> **Task to complete**: Reproduce the complete listing without any deviation.

# START OF Data to process

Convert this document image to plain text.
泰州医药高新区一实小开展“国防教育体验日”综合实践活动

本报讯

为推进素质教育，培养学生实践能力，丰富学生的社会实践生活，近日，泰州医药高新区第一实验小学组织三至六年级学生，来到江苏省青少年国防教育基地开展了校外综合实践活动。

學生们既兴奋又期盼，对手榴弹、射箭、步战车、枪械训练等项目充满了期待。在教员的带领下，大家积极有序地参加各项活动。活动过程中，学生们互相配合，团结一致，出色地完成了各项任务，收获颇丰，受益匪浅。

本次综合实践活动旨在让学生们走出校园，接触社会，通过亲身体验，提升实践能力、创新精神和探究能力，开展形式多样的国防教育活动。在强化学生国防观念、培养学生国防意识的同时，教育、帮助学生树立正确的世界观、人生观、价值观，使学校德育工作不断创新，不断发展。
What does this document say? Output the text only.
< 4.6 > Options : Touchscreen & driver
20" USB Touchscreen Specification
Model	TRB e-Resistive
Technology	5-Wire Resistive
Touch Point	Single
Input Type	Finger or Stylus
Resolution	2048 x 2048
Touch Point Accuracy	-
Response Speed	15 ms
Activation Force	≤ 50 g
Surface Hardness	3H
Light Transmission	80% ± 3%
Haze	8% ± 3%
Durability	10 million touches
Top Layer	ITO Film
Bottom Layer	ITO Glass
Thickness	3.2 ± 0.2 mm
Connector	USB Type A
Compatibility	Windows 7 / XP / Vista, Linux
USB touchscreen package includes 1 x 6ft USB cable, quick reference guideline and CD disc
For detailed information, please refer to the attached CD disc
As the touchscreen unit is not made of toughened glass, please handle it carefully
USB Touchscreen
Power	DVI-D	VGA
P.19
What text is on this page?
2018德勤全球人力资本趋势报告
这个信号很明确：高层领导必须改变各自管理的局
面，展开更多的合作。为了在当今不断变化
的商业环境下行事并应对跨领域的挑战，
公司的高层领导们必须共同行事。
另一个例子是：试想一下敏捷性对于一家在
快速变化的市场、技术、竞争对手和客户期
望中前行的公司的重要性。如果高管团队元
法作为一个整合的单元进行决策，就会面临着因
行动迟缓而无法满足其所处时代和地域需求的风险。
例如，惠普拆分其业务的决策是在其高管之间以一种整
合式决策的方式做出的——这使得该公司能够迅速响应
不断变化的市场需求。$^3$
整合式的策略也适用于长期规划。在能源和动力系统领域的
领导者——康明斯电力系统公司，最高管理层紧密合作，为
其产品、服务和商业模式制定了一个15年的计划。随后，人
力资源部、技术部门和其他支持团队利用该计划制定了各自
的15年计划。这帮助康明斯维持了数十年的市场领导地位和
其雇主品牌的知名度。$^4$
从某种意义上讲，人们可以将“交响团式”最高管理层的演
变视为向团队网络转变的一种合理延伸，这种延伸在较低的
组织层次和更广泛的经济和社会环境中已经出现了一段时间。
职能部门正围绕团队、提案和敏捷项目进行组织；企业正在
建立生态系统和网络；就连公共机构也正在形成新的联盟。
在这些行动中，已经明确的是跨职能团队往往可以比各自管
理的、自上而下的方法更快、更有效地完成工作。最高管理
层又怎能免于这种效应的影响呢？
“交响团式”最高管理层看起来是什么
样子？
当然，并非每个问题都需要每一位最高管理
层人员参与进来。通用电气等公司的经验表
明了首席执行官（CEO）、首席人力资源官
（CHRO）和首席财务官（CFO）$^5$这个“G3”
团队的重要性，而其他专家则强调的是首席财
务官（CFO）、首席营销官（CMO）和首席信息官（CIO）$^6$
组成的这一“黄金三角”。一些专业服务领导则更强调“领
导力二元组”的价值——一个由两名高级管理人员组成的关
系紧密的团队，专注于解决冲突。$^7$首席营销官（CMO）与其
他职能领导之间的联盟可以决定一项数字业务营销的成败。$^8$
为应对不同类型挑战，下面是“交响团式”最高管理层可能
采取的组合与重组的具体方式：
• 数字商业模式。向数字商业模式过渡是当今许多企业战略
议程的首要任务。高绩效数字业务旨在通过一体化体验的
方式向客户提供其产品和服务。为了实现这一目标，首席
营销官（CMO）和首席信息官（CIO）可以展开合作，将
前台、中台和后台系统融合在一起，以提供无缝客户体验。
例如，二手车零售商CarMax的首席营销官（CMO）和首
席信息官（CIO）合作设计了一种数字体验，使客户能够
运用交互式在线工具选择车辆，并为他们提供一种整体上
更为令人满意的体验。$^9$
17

# END OF Data to process

> **The solution**:
Convert this document image to plain text.
泰州医药高新区一实小开展“国防教育体验日”综合实践活动

本报讯

为推进素质教育，培养学生实践能力，丰富学生的社会实践生活，近日，泰州医药高新区第一实验小学组织三至六年级学生，来到江苏省青少年国防教育基地开展了校外综合实践活动。

學生们既兴奋又期盼，对手榴弹、射箭、步战车、枪械训练等项目充满了期待。在教员的带领下，大家积极有序地参加各项活动。活动过程中，学生们互相配合，团结一致，出色地完成了各项任务，收获颇丰，受益匪浅。

本次综合实践活动旨在让学生们走出校园，接触社会，通过亲身体验，提升实践能力、创新精神和探究能力，开展形式多样的国防教育活动。在强化学生国防观念、培养学生国防意识的同时，教育、帮助学生树立正确的世界观、人生观、价值观，使学校德育工作不断创新，不断发展。
What does this document say? Output the text only.
< 4.6 > Options : Touchscreen & driver
20" USB Touchscreen Specification
Model	TRB e-Resistive
Technology	5-Wire Resistive
Touch Point	Single
Input Type	Finger or Stylus
Resolution	2048 x 2048
Touch Point Accuracy	-
Response Speed	15 ms
Activation Force	≤ 50 g
Surface Hardness	3H
Light Transmission	80% ± 3%
Haze	8% ± 3%
Durability	10 million touches
Top Layer	ITO Film
Bottom Layer	ITO Glass
Thickness	3.2 ± 0.2 mm
Connector	USB Type A
Compatibility	Windows 7 / XP / Vista, Linux
USB touchscreen package includes 1 x 6ft USB cable, quick reference guideline and CD disc
For detailed information, please refer to the attached CD disc
As the touchscreen unit is not made of toughened glass, please handle it carefully
USB Touchscreen
Power	DVI-D	VGA
P.19
What text is on this page?
2018德勤全球人力资本趋势报告
这个信号很明确：高层领导必须改变各自管理的局
面，展开更多的合作。为了在当今不断变化
的商业环境下行事并应对跨领域的挑战，
公司的高层领导们必须共同行事。
另一个例子是：试想一下敏捷性对于一家在
快速变化的市场、技术、竞争对手和客户期
望中前行的公司的重要性。如果高管团队元
法作为一个整合的单元进行决策，就会面临着因
行动迟缓而无法满足其所处时代和地域需求的风险。
例如，惠普拆分其业务的决策是在其高管之间以一种整
合式决策的方式做出的——这使得该公司能够迅速响应
不断变化的市场需求。$^3$
整合式的策略也适用于长期规划。在能源和动力系统领域的
领导者——康明斯电力系统公司，最高管理层紧密合作，为
其产品、服务和商业模式制定了一个15年的计划。随后，人
力资源部、技术部门和其他支持团队利用该计划制定了各自
的15年计划。这帮助康明斯维持了数十年的市场领导地位和
其雇主品牌的知名度。$^4$
从某种意义上讲，人们可以将“交响团式”最高管理层的演
变视为向团队网络转变的一种合理延伸，这种延伸在较低的
组织层次和更广泛的经济和社会环境中已经出现了一段时间。
职能部门正围绕团队、提案和敏捷项目进行组织；企业正在
建立生态系统和网络；就连公共机构也正在形成新的联盟。
在这些行动中，已经明确的是跨职能团队往往可以比各自管
理的、自上而下的方法更快、更有效地完成工作。最高管理
层又怎能免于这种效应的影响呢？
“交响团式”最高管理层看起来是什么
样子？
当然，并非每个问题都需要每一位最高管理
层人员参与进来。通用电气等公司的经验表
明了首席执行官（CEO）、首席人力资源官
（CHRO）和首席财务官（CFO）$^5$这个“G3”
团队的重要性，而其他专家则强调的是首席财
务官（CFO）、首席营销官（CMO）和首席信息官（CIO）$^6$
组成的这一“黄金三角”。一些专业服务领导则更强调“领
导力二元组”的价值——一个由两名高级管理人员组成的关
系紧密的团队，专注于解决冲突。$^7$首席营销官（CMO）与其
他职能领导之间的联盟可以决定一项数字业务营销的成败。$^8$
为应对不同类型挑战，下面是“交响团式”最高管理层可能
采取的组合与重组的具体方式：
• 数字商业模式。向数字商业模式过渡是当今许多企业战略
议程的首要任务。高绩效数字业务旨在通过一体化体验的
方式向客户提供其产品和服务。为了实现这一目标，首席
营销官（CMO）和首席信息官（CIO）可以展开合作，将
前台、中台和后台系统融合在一起，以提供无缝客户体验。
例如，二手车零售商CarMax的首席营销官（CMO）和首
席信息官（CIO）合作设计了一种数字体验，使客户能够
运用交互式在线工具选择车辆，并为他们提供一种整体上
更为令人满意的体验。$^9$
17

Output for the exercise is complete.